__REQUIREMENTS__. Extract the complete listing and repeat it word for word.

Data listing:
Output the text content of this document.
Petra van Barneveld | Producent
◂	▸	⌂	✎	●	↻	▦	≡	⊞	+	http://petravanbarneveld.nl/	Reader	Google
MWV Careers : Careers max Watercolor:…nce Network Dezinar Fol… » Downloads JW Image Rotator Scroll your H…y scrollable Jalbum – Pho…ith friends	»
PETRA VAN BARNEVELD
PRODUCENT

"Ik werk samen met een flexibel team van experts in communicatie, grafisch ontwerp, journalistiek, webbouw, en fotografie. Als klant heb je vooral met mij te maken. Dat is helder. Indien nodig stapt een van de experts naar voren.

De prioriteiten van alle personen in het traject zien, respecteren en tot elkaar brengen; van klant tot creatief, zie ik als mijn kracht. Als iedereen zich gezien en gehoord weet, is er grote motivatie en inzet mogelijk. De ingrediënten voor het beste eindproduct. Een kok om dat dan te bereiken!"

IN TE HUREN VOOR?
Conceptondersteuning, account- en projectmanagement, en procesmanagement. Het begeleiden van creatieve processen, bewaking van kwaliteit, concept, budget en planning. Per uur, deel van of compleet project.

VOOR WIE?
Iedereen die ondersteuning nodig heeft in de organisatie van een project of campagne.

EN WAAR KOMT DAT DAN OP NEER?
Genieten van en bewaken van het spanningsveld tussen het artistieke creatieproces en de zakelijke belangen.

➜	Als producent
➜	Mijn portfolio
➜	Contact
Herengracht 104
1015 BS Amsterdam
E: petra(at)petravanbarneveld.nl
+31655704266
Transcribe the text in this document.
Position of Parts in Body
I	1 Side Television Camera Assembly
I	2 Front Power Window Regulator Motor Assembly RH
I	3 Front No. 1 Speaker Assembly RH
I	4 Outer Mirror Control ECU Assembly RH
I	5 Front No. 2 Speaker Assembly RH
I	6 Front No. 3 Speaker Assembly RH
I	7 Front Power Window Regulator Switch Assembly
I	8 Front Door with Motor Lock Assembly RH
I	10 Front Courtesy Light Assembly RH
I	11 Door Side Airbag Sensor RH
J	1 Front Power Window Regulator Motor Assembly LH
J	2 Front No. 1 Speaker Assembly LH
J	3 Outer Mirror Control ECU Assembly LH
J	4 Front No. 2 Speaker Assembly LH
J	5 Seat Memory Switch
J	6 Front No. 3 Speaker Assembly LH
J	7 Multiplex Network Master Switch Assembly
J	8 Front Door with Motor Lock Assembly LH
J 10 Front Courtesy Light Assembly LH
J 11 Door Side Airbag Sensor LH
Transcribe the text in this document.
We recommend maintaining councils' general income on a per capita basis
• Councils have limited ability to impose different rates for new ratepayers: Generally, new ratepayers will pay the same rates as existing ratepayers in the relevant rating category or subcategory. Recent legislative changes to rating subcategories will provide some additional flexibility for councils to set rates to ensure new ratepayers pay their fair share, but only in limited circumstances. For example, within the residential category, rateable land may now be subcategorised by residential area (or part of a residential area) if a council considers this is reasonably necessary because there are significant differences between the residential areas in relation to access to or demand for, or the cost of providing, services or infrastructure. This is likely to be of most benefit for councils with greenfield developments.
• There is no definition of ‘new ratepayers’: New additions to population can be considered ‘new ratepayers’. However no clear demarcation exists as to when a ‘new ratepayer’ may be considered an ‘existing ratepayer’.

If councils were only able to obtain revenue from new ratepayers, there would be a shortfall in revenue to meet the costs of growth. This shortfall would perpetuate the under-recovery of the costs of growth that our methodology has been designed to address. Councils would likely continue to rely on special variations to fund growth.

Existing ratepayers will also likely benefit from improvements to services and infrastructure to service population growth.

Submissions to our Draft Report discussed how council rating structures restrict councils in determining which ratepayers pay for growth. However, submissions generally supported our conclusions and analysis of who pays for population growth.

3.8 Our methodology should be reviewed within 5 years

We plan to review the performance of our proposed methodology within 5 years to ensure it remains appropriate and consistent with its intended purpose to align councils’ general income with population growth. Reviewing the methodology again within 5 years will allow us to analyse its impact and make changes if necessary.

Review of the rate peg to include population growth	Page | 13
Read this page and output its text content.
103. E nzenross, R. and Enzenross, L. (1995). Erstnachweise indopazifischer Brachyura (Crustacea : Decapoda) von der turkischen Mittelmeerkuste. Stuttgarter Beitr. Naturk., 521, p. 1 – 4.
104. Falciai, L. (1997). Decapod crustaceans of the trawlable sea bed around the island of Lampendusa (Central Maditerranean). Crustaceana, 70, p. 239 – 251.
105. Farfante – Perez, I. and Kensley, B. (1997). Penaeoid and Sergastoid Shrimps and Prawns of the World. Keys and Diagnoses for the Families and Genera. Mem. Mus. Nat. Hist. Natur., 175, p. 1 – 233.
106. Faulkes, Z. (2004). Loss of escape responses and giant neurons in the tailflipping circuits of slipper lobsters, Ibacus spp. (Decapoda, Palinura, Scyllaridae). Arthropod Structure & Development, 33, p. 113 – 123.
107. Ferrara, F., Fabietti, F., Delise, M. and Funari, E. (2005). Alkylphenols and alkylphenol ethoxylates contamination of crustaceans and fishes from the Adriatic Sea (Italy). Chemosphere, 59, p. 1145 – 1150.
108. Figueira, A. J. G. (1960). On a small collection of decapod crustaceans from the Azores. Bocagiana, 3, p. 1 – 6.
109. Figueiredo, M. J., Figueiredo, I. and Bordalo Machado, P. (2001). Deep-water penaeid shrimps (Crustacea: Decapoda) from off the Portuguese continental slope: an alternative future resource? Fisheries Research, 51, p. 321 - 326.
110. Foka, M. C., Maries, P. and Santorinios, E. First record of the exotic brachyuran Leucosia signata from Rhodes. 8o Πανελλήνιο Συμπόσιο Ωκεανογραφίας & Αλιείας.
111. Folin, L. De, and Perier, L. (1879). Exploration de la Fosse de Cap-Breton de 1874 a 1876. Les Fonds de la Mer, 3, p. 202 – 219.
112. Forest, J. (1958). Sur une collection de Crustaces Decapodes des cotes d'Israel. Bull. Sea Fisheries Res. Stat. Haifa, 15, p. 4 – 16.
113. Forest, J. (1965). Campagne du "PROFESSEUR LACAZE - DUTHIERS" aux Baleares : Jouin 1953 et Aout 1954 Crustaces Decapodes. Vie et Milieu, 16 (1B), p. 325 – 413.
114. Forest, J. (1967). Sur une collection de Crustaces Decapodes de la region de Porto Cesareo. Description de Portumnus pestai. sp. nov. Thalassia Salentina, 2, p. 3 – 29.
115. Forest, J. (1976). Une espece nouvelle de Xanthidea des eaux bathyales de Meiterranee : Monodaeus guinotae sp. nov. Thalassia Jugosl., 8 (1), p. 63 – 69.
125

__OUTPUT BELOW__.
Output the text content of this document.
Petra van Barneveld | Producent
◂	▸	⌂	✎	●	↻	▦	≡	⊞	+	http://petravanbarneveld.nl/	Reader	Google
MWV Careers : Careers max Watercolor:…nce Network Dezinar Fol… » Downloads JW Image Rotator Scroll your H…y scrollable Jalbum – Pho…ith friends	»
PETRA VAN BARNEVELD
PRODUCENT

"Ik werk samen met een flexibel team van experts in communicatie, grafisch ontwerp, journalistiek, webbouw, en fotografie. Als klant heb je vooral met mij te maken. Dat is helder. Indien nodig stapt een van de experts naar voren.

De prioriteiten van alle personen in het traject zien, respecteren en tot elkaar brengen; van klant tot creatief, zie ik als mijn kracht. Als iedereen zich gezien en gehoord weet, is er grote motivatie en inzet mogelijk. De ingrediënten voor het beste eindproduct. Een kok om dat dan te bereiken!"

IN TE HUREN VOOR?
Conceptondersteuning, account- en projectmanagement, en procesmanagement. Het begeleiden van creatieve processen, bewaking van kwaliteit, concept, budget en planning. Per uur, deel van of compleet project.

VOOR WIE?
Iedereen die ondersteuning nodig heeft in de organisatie van een project of campagne.

EN WAAR KOMT DAT DAN OP NEER?
Genieten van en bewaken van het spanningsveld tussen het artistieke creatieproces en de zakelijke belangen.

➜	Als producent
➜	Mijn portfolio
➜	Contact
Herengracht 104
1015 BS Amsterdam
E: petra(at)petravanbarneveld.nl
+31655704266
Transcribe the text in this document.
Position of Parts in Body
I	1 Side Television Camera Assembly
I	2 Front Power Window Regulator Motor Assembly RH
I	3 Front No. 1 Speaker Assembly RH
I	4 Outer Mirror Control ECU Assembly RH
I	5 Front No. 2 Speaker Assembly RH
I	6 Front No. 3 Speaker Assembly RH
I	7 Front Power Window Regulator Switch Assembly
I	8 Front Door with Motor Lock Assembly RH
I	10 Front Courtesy Light Assembly RH
I	11 Door Side Airbag Sensor RH
J	1 Front Power Window Regulator Motor Assembly LH
J	2 Front No. 1 Speaker Assembly LH
J	3 Outer Mirror Control ECU Assembly LH
J	4 Front No. 2 Speaker Assembly LH
J	5 Seat Memory Switch
J	6 Front No. 3 Speaker Assembly LH
J	7 Multiplex Network Master Switch Assembly
J	8 Front Door with Motor Lock Assembly LH
J 10 Front Courtesy Light Assembly LH
J 11 Door Side Airbag Sensor LH
Transcribe the text in this document.
We recommend maintaining councils' general income on a per capita basis
• Councils have limited ability to impose different rates for new ratepayers: Generally, new ratepayers will pay the same rates as existing ratepayers in the relevant rating category or subcategory. Recent legislative changes to rating subcategories will provide some additional flexibility for councils to set rates to ensure new ratepayers pay their fair share, but only in limited circumstances. For example, within the residential category, rateable land may now be subcategorised by residential area (or part of a residential area) if a council considers this is reasonably necessary because there are significant differences between the residential areas in relation to access to or demand for, or the cost of providing, services or infrastructure. This is likely to be of most benefit for councils with greenfield developments.
• There is no definition of ‘new ratepayers’: New additions to population can be considered ‘new ratepayers’. However no clear demarcation exists as to when a ‘new ratepayer’ may be considered an ‘existing ratepayer’.

If councils were only able to obtain revenue from new ratepayers, there would be a shortfall in revenue to meet the costs of growth. This shortfall would perpetuate the under-recovery of the costs of growth that our methodology has been designed to address. Councils would likely continue to rely on special variations to fund growth.

Existing ratepayers will also likely benefit from improvements to services and infrastructure to service population growth.

Submissions to our Draft Report discussed how council rating structures restrict councils in determining which ratepayers pay for growth. However, submissions generally supported our conclusions and analysis of who pays for population growth.

3.8 Our methodology should be reviewed within 5 years

We plan to review the performance of our proposed methodology within 5 years to ensure it remains appropriate and consistent with its intended purpose to align councils’ general income with population growth. Reviewing the methodology again within 5 years will allow us to analyse its impact and make changes if necessary.

Review of the rate peg to include population growth	Page | 13
Read this page and output its text content.
103. E nzenross, R. and Enzenross, L. (1995). Erstnachweise indopazifischer Brachyura (Crustacea : Decapoda) von der turkischen Mittelmeerkuste. Stuttgarter Beitr. Naturk., 521, p. 1 – 4.
104. Falciai, L. (1997). Decapod crustaceans of the trawlable sea bed around the island of Lampendusa (Central Maditerranean). Crustaceana, 70, p. 239 – 251.
105. Farfante – Perez, I. and Kensley, B. (1997). Penaeoid and Sergastoid Shrimps and Prawns of the World. Keys and Diagnoses for the Families and Genera. Mem. Mus. Nat. Hist. Natur., 175, p. 1 – 233.
106. Faulkes, Z. (2004). Loss of escape responses and giant neurons in the tailflipping circuits of slipper lobsters, Ibacus spp. (Decapoda, Palinura, Scyllaridae). Arthropod Structure & Development, 33, p. 113 – 123.
107. Ferrara, F., Fabietti, F., Delise, M. and Funari, E. (2005). Alkylphenols and alkylphenol ethoxylates contamination of crustaceans and fishes from the Adriatic Sea (Italy). Chemosphere, 59, p. 1145 – 1150.
108. Figueira, A. J. G. (1960). On a small collection of decapod crustaceans from the Azores. Bocagiana, 3, p. 1 – 6.
109. Figueiredo, M. J., Figueiredo, I. and Bordalo Machado, P. (2001). Deep-water penaeid shrimps (Crustacea: Decapoda) from off the Portuguese continental slope: an alternative future resource? Fisheries Research, 51, p. 321 - 326.
110. Foka, M. C., Maries, P. and Santorinios, E. First record of the exotic brachyuran Leucosia signata from Rhodes. 8o Πανελλήνιο Συμπόσιο Ωκεανογραφίας & Αλιείας.
111. Folin, L. De, and Perier, L. (1879). Exploration de la Fosse de Cap-Breton de 1874 a 1876. Les Fonds de la Mer, 3, p. 202 – 219.
112. Forest, J. (1958). Sur une collection de Crustaces Decapodes des cotes d'Israel. Bull. Sea Fisheries Res. Stat. Haifa, 15, p. 4 – 16.
113. Forest, J. (1965). Campagne du "PROFESSEUR LACAZE - DUTHIERS" aux Baleares : Jouin 1953 et Aout 1954 Crustaces Decapodes. Vie et Milieu, 16 (1B), p. 325 – 413.
114. Forest, J. (1967). Sur une collection de Crustaces Decapodes de la region de Porto Cesareo. Description de Portumnus pestai. sp. nov. Thalassia Salentina, 2, p. 3 – 29.
115. Forest, J. (1976). Une espece nouvelle de Xanthidea des eaux bathyales de Meiterranee : Monodaeus guinotae sp. nov. Thalassia Jugosl., 8 (1), p. 63 – 69.
125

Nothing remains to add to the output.